■ **Task statement**: Where a line of the material contains the string "title", copy that line.

[Stored data entries]
┄┄┄┄┄┄┄┄┄┄
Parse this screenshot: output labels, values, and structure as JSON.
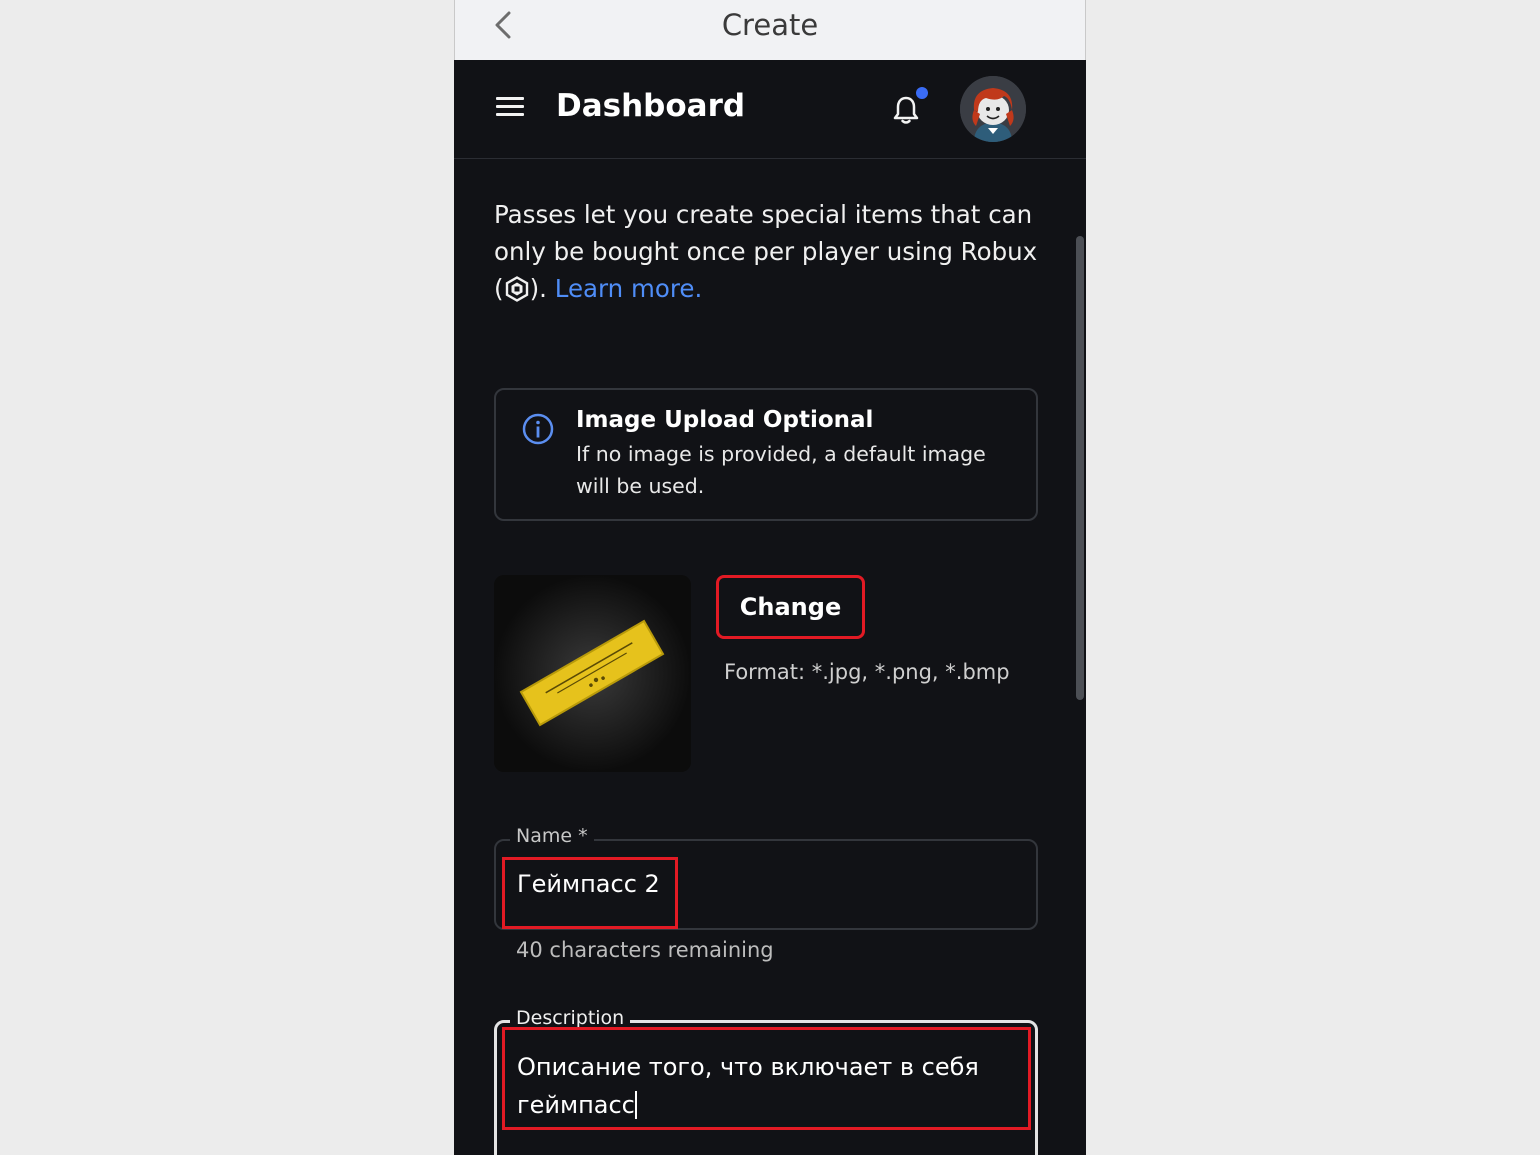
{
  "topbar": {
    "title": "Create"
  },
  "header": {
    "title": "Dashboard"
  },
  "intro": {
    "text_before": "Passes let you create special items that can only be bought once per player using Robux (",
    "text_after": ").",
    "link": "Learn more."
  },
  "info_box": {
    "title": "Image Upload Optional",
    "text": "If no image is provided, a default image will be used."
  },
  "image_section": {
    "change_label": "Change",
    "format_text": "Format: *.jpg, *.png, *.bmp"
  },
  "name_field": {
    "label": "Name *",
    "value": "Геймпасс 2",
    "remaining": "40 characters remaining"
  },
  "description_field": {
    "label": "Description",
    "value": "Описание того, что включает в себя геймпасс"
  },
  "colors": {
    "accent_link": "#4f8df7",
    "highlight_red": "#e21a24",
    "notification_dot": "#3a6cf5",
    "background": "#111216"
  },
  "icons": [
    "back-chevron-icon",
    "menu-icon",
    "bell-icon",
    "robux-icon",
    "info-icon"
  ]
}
┄┄┄┄┄┄┄┄┄┄
■ **Answer for this exercise**:
    "title": "Create"
    "title": "Dashboard"
    "title": "Image Upload Optional",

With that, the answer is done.